-------- Extrait à lire

Chroniques 2025 \ Les dames de guerre – Tome 1 : Saïgon de Laurent Guillaume

Saïgon, nid d’espions : « Les dames de guerre – Tome 1 : Saïgon » de Laurent Guillaume, initialement paru aux éditions Robert Laffont dans la collection La Bête Noire le 29 février 2024 et désormais disponible en version poche aux éditions 10/18, lauréat du Prix Bête Noire des Libraires 2024.

Le pitch : Septembre 1953, New York. La rédaction de Life magazine est en deuil. Son reporter de guerre vedette, Robert Kovacs, a trouvé la mort en Indochine française laissant derrière lui un vide immense.
Persuadée que sa disparition n’a rien d’accidentelle, Elizabeth Cole, photographe de la page mondaine, décide de lui succéder et réalise ainsi son plus grand rêve : devenir correspondante de guerre.
C’est le début d’une enquête à l’autre bout du monde, au cœur d’un écheveau d’espions, de tueurs à gages, de sectes guerrières, d’aventuriers, et de trafiquants d’armes. À Saigon, Hanoï, sur les hauts plateaux du Laos, Elizabeth va rencontrer son destin en exerçant son métier dans des conditions extrêmes et affronter les pires dangers.
Plonger dans un roman de Laurent Guillaume, c’est souvent se confronter à ce que la société, d’hier et d’aujourd’hui, recèle de plus sombre en son essence. En témoigne la série « Mako » et « Black Cocaïne » ou, plus récemment et sidérant encore, « Un coin de ciel brûlait », sans aucun doute mon roman préféré de cet auteur qui ne m’a pourtant pas épargnée. J’étais donc curieuse et déterminée à m’immiscer parmi « Les dames de guerre », peu importe dans quel guêpier j’allais me fourrer, trop passionnée pour ne pas me laisser emporter, pour le meilleur… Et pour le pire à n’en point douter.

----------------
-------- Extraits du listing

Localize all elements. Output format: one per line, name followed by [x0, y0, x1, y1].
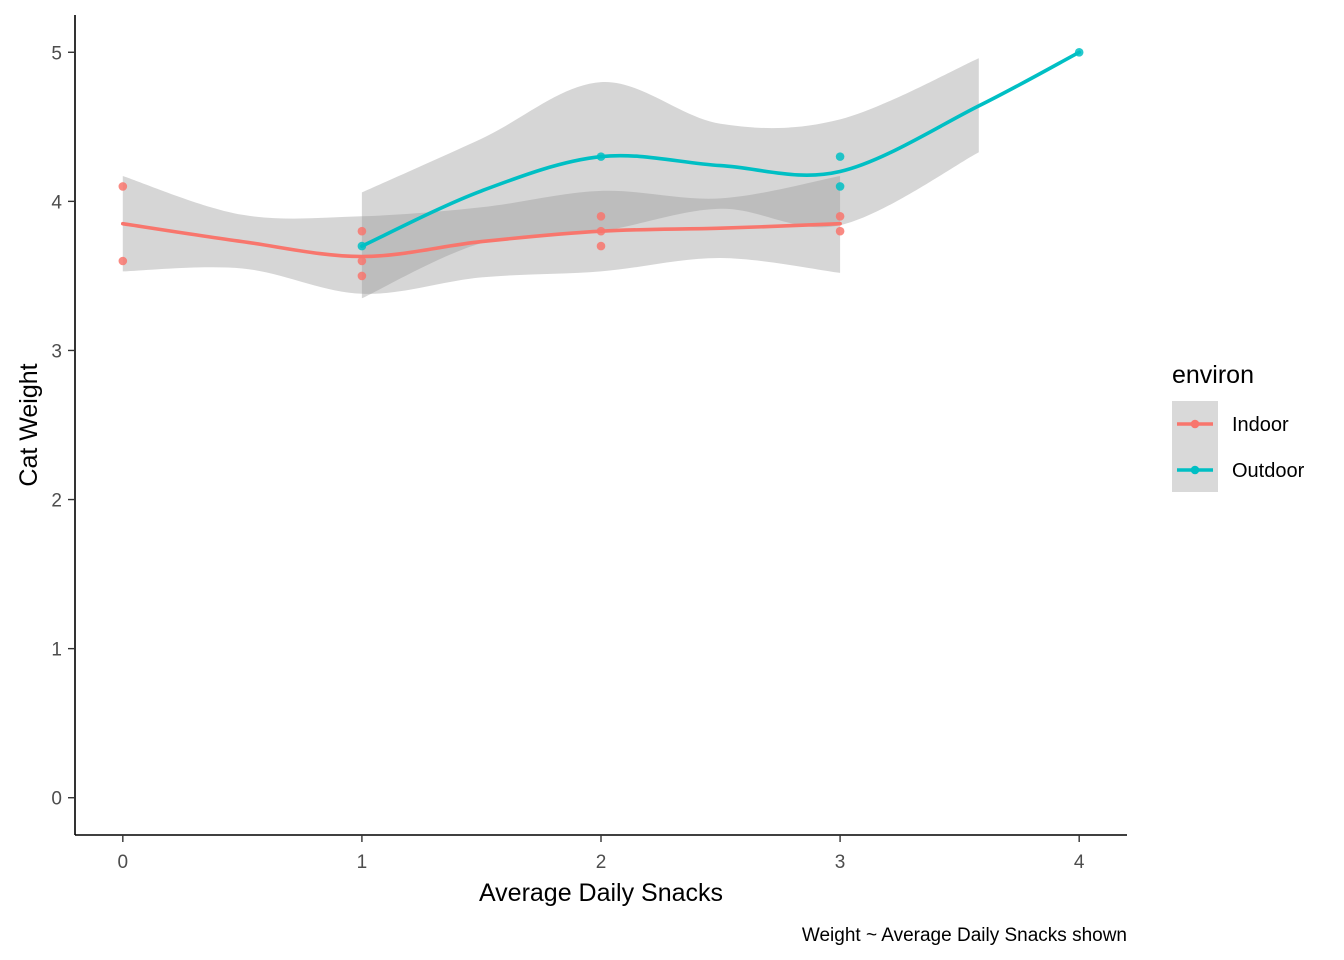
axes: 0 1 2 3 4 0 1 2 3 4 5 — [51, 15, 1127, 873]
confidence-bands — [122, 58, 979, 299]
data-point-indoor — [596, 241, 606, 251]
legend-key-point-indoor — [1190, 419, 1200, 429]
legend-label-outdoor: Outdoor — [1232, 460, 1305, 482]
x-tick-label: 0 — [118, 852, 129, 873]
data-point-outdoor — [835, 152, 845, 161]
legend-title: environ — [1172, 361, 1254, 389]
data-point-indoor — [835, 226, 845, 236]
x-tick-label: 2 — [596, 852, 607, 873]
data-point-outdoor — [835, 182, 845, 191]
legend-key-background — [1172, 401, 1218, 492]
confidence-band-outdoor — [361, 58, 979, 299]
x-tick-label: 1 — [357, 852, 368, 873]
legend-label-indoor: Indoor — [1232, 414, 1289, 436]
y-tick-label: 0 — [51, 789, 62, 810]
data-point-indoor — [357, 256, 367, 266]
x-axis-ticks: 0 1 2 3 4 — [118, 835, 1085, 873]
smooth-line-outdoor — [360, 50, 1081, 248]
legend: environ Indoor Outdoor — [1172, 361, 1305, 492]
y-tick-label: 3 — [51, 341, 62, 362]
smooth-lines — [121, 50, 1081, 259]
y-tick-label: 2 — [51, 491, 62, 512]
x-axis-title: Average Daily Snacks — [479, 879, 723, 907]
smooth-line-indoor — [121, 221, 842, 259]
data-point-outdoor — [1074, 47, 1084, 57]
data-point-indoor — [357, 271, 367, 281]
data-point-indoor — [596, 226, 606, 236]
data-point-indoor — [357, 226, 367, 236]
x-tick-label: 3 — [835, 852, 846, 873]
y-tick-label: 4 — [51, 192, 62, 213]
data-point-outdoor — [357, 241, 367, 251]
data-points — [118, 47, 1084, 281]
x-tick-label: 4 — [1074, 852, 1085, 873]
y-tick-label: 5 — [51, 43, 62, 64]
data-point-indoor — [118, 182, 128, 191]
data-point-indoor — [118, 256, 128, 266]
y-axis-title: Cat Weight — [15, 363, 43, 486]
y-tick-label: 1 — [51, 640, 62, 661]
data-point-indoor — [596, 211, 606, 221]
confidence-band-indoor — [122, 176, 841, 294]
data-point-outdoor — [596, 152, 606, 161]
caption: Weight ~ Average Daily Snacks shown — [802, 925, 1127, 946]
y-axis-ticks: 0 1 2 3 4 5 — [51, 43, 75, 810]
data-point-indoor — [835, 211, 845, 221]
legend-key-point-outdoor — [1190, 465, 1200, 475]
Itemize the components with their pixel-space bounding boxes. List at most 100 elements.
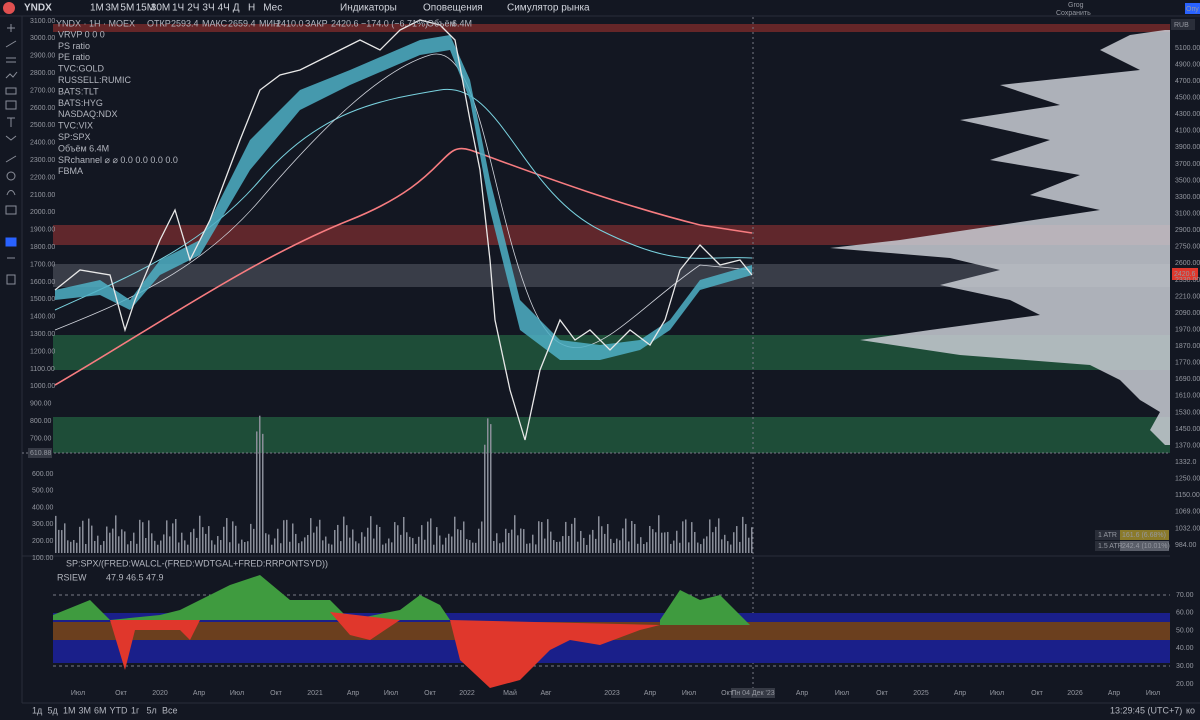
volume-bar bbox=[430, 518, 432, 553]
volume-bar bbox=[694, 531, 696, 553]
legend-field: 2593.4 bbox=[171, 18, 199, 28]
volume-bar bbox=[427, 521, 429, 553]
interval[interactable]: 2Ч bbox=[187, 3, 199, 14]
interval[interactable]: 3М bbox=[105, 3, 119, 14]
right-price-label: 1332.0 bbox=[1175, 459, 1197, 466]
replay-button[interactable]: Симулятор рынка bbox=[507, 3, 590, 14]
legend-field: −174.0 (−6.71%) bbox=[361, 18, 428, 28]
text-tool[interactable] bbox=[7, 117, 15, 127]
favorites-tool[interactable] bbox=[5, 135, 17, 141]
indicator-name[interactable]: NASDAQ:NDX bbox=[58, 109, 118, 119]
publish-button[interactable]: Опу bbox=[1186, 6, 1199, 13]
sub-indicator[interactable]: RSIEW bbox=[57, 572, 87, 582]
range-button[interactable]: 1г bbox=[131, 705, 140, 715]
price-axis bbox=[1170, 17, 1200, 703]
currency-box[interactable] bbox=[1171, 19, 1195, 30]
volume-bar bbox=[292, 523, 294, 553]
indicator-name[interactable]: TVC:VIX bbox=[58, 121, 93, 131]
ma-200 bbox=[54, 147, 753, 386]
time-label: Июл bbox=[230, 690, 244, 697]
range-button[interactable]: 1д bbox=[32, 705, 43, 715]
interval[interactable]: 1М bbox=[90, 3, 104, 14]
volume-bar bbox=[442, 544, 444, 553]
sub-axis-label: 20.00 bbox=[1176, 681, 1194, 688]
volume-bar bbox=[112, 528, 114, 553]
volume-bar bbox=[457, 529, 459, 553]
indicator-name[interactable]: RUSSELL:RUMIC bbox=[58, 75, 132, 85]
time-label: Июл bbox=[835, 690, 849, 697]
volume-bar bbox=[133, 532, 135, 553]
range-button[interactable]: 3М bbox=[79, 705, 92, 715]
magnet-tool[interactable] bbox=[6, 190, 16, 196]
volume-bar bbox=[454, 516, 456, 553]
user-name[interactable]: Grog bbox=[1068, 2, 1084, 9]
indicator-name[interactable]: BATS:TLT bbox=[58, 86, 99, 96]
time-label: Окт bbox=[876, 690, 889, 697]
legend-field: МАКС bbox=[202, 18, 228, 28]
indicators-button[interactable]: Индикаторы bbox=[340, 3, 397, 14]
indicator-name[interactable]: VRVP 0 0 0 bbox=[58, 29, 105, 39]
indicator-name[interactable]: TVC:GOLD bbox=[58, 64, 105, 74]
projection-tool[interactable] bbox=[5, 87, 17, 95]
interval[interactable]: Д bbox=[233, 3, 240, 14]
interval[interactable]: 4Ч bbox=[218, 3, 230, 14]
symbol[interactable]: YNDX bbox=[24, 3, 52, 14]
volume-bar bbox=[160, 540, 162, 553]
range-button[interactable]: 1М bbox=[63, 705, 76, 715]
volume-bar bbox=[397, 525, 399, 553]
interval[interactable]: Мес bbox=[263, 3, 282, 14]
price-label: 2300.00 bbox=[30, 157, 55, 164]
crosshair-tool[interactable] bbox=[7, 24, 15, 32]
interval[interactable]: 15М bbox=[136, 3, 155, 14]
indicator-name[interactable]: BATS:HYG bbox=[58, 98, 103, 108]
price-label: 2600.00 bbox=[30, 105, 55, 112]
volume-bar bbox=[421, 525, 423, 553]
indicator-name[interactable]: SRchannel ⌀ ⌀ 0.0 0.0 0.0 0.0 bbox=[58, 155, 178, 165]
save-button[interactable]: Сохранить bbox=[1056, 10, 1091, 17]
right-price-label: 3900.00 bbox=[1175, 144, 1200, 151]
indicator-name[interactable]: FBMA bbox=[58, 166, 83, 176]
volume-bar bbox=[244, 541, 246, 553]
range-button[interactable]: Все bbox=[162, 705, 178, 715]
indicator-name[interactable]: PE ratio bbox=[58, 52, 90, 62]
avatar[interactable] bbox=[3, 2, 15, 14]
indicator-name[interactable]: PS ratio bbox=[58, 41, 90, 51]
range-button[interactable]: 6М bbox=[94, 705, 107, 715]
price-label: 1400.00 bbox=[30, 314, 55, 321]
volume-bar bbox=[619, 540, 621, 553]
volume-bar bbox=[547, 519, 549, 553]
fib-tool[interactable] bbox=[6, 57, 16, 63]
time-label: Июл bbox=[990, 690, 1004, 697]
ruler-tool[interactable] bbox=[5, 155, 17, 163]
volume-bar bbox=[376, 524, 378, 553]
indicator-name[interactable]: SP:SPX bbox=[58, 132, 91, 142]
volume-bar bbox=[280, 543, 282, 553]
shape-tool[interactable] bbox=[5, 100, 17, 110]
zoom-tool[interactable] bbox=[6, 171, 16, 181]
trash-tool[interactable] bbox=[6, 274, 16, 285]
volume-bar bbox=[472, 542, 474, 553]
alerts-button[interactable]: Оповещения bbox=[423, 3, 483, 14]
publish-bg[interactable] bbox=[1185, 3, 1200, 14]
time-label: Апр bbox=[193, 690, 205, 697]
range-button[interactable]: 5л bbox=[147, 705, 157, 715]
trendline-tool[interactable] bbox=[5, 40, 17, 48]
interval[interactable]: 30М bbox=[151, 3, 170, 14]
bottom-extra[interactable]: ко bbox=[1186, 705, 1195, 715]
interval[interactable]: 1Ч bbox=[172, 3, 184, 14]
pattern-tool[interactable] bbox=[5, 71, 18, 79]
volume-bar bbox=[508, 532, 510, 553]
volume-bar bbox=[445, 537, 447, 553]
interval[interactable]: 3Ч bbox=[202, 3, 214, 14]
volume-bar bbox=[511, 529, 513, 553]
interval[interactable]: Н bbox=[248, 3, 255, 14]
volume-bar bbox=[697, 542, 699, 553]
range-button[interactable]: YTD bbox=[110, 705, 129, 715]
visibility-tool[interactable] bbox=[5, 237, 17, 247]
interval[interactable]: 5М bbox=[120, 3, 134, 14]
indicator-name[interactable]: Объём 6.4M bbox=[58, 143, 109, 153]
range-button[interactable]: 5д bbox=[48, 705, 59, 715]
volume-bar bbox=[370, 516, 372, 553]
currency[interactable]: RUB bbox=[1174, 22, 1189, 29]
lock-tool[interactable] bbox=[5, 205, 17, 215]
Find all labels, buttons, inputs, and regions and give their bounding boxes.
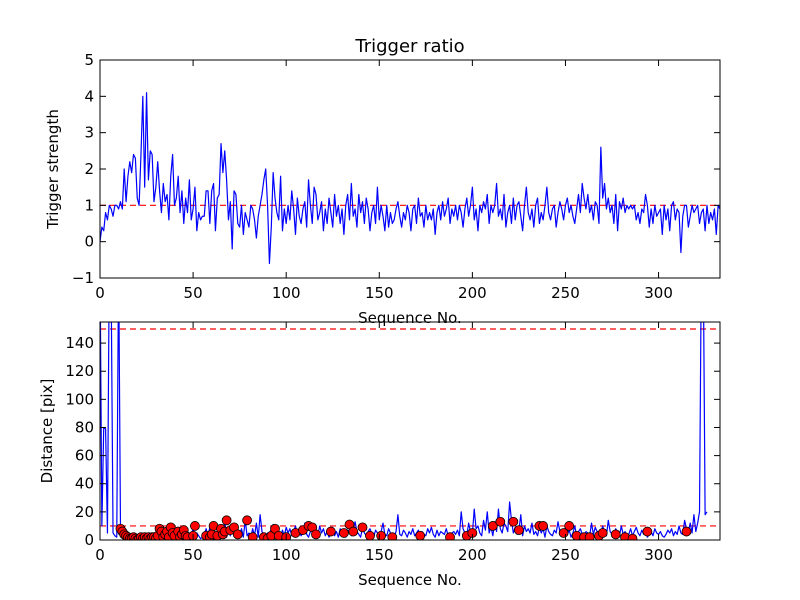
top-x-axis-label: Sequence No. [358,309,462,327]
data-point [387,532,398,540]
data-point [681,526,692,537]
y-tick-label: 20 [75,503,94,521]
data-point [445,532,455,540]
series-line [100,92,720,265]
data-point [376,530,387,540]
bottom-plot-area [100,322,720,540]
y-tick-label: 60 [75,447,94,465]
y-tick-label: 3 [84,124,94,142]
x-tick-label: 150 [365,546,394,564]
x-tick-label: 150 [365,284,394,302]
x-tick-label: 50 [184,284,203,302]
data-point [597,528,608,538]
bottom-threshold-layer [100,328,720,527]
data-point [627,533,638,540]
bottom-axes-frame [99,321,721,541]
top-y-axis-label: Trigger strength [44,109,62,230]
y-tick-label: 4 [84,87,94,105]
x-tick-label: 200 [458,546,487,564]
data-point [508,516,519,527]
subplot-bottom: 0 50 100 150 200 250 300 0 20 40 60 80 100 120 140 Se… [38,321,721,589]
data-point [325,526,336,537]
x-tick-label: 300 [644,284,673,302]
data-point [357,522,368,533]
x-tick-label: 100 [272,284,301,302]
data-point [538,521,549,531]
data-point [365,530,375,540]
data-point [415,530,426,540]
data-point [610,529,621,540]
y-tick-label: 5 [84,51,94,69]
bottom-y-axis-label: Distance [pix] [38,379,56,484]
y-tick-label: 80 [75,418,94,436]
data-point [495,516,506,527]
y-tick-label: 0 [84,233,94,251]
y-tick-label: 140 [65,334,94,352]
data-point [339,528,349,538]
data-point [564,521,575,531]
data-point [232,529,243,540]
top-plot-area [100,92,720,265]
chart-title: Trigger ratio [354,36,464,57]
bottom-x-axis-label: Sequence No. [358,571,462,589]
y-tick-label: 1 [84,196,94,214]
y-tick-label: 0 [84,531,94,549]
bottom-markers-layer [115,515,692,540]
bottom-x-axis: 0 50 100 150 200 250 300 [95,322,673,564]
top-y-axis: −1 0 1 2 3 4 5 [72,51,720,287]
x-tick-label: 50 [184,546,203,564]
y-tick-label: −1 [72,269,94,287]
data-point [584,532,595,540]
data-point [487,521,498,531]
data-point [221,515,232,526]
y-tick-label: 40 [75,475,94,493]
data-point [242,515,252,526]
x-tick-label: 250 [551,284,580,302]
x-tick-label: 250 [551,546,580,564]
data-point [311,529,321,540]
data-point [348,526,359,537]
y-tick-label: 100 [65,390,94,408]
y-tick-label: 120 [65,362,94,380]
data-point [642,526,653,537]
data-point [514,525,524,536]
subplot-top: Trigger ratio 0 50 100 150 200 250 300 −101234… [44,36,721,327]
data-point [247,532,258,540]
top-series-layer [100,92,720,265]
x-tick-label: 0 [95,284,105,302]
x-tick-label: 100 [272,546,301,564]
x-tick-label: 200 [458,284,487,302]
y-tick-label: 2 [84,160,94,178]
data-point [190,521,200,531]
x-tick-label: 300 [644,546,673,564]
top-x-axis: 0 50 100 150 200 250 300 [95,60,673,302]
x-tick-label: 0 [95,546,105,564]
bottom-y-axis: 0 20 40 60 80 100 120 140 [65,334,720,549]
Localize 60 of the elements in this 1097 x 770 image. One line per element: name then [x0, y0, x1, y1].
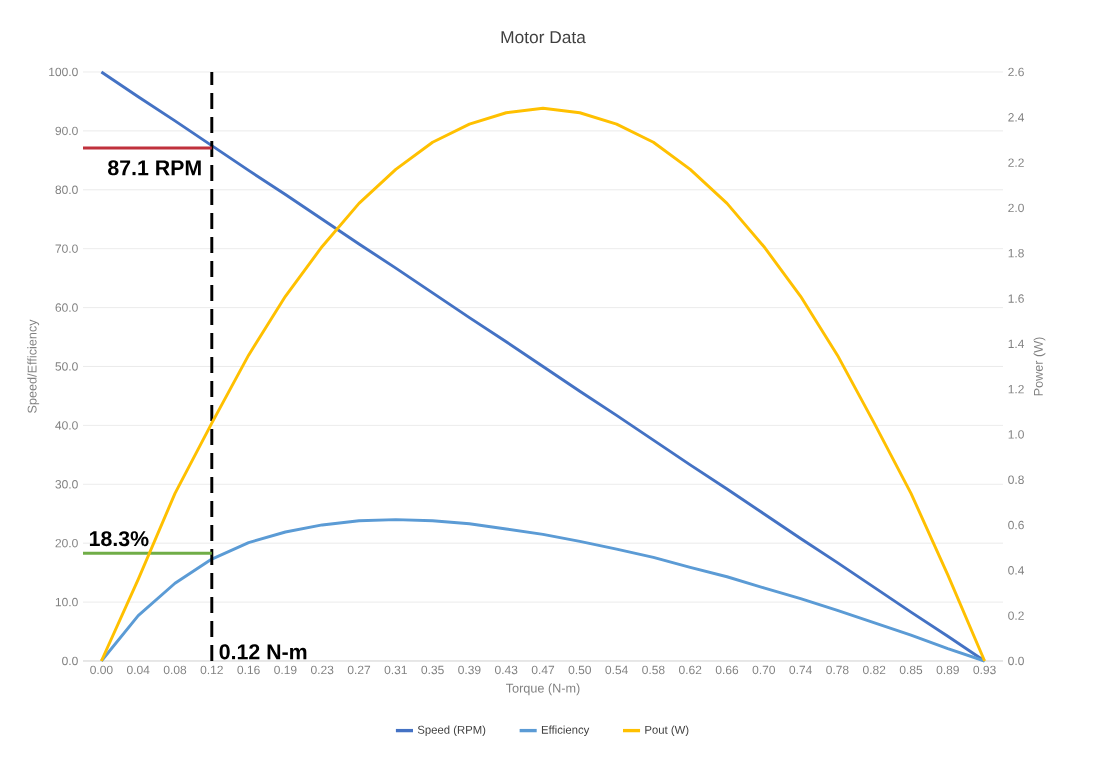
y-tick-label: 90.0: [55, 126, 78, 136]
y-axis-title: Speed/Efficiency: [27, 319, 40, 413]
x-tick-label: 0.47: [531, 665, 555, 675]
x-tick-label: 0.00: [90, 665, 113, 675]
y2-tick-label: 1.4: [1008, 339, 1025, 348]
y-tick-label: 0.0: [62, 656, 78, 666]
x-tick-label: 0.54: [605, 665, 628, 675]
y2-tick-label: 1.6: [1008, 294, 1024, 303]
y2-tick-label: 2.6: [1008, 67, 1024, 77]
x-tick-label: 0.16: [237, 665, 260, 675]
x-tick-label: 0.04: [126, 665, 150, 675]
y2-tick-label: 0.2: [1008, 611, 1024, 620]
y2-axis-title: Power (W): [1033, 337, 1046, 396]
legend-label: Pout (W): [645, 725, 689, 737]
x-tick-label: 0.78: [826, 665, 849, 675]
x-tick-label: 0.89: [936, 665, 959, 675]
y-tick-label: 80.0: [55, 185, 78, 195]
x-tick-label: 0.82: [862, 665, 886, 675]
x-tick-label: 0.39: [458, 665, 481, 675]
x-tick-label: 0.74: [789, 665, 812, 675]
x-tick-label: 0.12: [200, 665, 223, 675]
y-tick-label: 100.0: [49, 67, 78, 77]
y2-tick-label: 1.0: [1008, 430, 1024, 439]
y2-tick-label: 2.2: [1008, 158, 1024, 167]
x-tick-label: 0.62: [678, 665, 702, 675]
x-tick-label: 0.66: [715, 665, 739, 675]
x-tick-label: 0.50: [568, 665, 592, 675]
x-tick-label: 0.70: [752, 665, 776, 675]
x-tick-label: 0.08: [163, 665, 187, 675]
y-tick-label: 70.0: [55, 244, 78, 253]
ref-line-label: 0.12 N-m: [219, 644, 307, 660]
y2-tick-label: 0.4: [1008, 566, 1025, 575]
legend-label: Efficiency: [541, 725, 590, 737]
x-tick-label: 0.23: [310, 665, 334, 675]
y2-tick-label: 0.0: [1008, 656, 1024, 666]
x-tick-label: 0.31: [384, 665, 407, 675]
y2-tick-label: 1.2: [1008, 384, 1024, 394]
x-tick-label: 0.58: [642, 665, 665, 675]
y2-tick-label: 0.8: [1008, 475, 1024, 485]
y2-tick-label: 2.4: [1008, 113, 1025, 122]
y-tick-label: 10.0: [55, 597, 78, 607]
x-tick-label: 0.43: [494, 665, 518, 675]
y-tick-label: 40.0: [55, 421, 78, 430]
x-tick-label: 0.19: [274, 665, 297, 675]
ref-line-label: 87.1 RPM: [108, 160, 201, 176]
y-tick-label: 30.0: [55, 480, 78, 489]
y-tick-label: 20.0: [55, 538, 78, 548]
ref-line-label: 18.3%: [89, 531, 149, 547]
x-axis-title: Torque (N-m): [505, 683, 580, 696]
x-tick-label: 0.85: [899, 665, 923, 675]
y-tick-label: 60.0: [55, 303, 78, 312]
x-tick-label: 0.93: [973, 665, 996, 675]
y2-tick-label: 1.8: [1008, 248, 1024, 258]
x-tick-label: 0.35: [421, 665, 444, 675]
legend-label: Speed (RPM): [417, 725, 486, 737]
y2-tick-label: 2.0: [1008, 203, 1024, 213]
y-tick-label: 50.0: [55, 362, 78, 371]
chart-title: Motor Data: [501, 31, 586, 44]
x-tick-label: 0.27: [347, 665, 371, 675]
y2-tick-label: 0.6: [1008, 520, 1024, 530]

----------------

**Consignes de la tâche**:
Réécrivez le passage de la chronique sur Saïgon qui va de « Saïgon, nid d’espions » jusqu'à « un vide immense. », en remplaçant « reporter » par « correspondant ».

**Réponse ci-dessous**:
Saïgon, nid d’espions : « Les dames de guerre – Tome 1 : Saïgon » de Laurent Guillaume, initialement paru aux éditions Robert Laffont dans la collection La Bête Noire le 29 février 2024 et désormais disponible en version poche aux éditions 10/18, lauréat du Prix Bête Noire des Libraires 2024.

Le pitch : Septembre 1953, New York. La rédaction de Life magazine est en deuil. Son correspondant de guerre vedette, Robert Kovacs, a trouvé la mort en Indochine française laissant derrière lui un vide immense.